### [EXERCISE]
Using the listing beneath this task, count the lines with the word "购买力平价" and write only the result.

### [INPUT RECORDS]
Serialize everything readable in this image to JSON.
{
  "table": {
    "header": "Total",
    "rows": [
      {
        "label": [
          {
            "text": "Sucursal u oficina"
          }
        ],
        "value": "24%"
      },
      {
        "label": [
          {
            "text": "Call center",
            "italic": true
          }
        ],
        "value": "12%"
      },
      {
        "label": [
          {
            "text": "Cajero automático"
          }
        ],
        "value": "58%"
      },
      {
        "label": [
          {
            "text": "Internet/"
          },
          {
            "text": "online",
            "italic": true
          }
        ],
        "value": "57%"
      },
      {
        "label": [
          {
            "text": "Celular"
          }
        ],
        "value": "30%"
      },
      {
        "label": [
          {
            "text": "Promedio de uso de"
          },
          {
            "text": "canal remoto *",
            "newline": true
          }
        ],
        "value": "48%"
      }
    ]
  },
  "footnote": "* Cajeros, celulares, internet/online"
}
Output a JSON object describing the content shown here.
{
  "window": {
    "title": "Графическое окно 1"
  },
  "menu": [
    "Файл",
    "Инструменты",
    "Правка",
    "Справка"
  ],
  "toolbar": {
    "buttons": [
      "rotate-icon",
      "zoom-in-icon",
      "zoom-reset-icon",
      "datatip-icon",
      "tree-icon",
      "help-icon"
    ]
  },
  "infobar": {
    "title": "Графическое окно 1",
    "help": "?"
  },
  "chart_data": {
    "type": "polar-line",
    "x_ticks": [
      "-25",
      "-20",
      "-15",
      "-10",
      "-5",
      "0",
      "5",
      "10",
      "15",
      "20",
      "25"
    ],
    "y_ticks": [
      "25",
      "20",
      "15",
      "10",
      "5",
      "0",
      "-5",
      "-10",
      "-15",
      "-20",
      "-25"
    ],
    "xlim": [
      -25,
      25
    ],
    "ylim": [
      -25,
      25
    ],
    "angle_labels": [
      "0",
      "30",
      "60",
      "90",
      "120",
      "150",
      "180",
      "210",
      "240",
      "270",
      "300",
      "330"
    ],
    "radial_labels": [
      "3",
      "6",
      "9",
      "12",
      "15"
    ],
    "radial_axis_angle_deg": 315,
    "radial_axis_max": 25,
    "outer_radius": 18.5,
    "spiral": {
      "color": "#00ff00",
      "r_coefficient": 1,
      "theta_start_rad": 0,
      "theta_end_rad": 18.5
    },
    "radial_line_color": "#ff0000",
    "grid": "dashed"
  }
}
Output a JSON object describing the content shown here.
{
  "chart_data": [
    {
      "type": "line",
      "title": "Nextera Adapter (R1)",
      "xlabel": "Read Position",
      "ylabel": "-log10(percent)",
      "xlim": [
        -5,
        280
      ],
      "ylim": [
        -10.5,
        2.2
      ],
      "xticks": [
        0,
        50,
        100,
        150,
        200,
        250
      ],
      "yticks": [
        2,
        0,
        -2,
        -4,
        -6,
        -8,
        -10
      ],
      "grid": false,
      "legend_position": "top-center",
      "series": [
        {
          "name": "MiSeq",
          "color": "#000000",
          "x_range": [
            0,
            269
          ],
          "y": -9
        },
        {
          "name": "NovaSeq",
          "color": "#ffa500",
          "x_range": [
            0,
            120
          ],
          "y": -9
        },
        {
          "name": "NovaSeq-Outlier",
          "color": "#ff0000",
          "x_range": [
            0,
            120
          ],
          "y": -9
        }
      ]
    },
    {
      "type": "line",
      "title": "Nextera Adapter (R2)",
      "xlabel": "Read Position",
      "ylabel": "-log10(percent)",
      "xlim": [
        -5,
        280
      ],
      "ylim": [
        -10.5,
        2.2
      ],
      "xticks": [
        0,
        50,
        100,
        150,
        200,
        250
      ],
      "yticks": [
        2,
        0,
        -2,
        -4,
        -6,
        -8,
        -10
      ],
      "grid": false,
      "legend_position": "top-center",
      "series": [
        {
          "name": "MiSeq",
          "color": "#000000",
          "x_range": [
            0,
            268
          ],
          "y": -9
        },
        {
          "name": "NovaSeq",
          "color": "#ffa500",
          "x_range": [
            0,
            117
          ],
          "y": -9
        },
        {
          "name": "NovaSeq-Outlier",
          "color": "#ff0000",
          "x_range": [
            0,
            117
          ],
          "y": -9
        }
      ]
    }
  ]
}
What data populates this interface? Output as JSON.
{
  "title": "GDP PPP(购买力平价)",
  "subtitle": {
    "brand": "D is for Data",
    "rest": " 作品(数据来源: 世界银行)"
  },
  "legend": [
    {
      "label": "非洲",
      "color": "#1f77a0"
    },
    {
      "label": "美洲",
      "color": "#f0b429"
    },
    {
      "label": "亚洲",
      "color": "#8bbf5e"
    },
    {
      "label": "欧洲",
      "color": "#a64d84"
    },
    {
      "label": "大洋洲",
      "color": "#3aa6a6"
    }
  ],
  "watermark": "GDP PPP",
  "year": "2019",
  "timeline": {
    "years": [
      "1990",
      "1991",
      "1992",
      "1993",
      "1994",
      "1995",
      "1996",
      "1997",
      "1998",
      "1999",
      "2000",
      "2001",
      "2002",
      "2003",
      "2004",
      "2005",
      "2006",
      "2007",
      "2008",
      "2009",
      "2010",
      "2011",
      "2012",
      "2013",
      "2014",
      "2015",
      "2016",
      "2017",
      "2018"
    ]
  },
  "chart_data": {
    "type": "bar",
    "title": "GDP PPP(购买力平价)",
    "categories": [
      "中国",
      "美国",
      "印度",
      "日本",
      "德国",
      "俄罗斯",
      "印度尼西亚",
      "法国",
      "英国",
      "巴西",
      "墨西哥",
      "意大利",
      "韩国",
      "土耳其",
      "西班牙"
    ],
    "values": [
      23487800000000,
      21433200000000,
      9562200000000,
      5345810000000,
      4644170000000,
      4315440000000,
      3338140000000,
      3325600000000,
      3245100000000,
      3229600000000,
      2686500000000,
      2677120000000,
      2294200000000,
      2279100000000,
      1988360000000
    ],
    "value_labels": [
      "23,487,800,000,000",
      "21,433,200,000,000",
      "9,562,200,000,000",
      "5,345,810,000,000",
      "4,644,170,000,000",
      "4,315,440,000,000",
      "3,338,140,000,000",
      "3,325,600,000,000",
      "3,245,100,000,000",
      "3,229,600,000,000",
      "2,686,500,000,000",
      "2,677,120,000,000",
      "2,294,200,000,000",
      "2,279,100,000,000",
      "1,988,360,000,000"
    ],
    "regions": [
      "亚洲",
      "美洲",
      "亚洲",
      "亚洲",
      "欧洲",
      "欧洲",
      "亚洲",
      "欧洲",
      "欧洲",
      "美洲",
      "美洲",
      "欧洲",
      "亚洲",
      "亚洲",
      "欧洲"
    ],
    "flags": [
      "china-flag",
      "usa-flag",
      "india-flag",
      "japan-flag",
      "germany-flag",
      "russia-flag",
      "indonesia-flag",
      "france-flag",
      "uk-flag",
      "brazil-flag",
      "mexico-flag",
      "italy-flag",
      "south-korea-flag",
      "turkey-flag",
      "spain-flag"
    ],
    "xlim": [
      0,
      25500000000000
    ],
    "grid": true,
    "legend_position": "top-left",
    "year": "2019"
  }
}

### [ANSWER BELOW]
2